Material for this exercise:
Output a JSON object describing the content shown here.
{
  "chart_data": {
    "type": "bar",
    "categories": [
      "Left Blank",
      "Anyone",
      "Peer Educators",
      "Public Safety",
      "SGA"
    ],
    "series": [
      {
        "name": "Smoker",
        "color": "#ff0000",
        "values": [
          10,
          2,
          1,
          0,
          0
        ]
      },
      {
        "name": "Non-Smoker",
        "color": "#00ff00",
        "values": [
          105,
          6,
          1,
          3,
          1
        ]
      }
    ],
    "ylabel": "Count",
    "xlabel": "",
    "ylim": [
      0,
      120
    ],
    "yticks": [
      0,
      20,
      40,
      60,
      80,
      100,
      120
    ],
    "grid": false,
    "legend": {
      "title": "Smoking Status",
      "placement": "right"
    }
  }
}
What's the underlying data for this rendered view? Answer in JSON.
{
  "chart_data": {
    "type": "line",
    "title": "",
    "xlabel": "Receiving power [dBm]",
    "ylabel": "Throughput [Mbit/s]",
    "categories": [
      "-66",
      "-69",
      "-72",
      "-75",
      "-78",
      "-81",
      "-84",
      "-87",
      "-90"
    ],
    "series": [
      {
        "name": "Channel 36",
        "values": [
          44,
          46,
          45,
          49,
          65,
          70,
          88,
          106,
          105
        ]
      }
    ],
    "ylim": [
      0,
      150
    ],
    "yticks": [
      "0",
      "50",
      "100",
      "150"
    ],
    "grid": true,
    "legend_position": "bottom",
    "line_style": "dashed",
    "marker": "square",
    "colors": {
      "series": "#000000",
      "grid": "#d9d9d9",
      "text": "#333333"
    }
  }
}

Problem description: Pick out each line in the material containing "JSON".

Solved problem:
Output a JSON object describing the content shown here.
What's the underlying data for this rendered view? Answer in JSON.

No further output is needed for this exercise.